** WHAT TO WORK ON **
What is the count of lines in the listing below that hold the string "rgba"? Reply with that number alone.

** INPUT RECORDS **
◆ ◆ ◆ ◆

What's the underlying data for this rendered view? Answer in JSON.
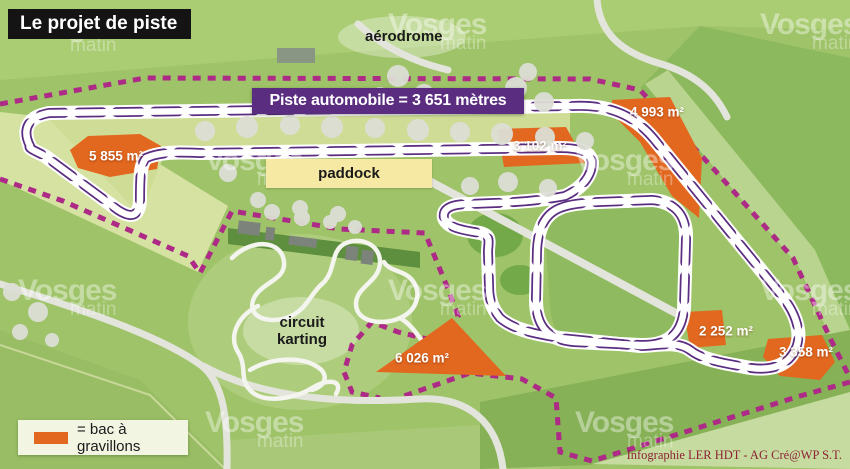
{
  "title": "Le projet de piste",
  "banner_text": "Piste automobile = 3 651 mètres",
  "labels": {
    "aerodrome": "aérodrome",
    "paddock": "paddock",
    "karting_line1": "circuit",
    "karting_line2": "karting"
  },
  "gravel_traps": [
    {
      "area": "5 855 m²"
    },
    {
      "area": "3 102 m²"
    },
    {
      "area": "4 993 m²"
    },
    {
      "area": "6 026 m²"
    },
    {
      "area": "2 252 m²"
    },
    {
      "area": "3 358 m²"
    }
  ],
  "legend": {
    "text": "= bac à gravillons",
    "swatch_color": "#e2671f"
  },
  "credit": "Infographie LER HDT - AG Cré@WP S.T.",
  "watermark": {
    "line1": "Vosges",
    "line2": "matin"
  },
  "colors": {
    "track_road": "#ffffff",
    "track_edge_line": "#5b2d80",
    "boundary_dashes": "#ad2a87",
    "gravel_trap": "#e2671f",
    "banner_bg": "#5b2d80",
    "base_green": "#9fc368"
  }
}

◆ ◆ ◆ ◆

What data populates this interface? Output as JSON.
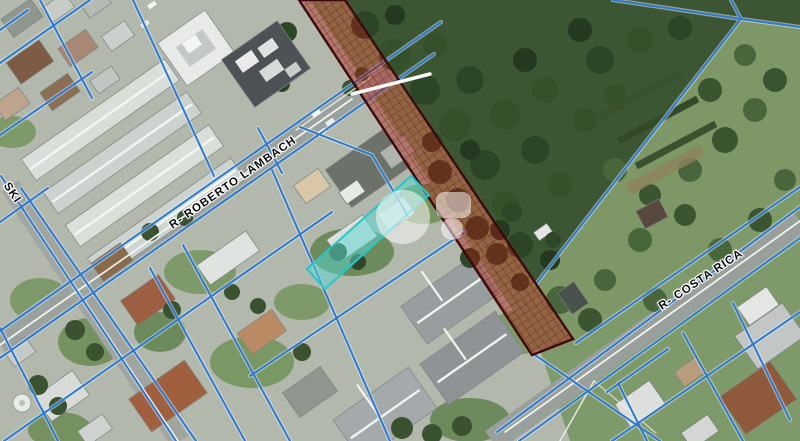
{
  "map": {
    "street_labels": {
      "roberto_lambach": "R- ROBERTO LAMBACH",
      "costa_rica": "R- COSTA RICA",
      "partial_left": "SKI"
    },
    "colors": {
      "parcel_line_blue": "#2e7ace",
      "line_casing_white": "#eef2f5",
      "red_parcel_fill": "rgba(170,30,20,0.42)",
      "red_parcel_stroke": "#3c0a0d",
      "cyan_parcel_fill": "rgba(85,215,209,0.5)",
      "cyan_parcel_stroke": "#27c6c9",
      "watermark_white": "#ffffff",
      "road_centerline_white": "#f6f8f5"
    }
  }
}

◆ ◆ ◆ ◆

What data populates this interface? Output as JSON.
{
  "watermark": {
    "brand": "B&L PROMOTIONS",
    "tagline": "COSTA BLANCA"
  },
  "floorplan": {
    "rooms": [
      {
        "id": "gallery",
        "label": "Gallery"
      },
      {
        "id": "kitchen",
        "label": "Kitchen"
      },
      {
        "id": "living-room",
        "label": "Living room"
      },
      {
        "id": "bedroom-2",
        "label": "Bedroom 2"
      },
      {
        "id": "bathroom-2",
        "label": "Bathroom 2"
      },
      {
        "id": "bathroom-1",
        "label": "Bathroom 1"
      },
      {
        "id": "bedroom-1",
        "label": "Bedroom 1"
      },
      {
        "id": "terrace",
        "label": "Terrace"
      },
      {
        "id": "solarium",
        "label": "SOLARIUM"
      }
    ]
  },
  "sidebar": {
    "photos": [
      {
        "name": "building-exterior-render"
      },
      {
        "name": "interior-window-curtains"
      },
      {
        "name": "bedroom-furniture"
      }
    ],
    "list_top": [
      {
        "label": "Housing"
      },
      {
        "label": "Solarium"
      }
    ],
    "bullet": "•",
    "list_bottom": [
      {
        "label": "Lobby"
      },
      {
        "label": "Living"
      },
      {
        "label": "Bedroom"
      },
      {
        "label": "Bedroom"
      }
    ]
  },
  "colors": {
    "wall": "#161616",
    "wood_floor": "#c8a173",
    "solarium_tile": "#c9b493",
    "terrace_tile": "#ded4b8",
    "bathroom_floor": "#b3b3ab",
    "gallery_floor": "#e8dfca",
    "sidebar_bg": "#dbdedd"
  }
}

◆ ◆ ◆ ◆

** EXERCISE SOLUTION **
2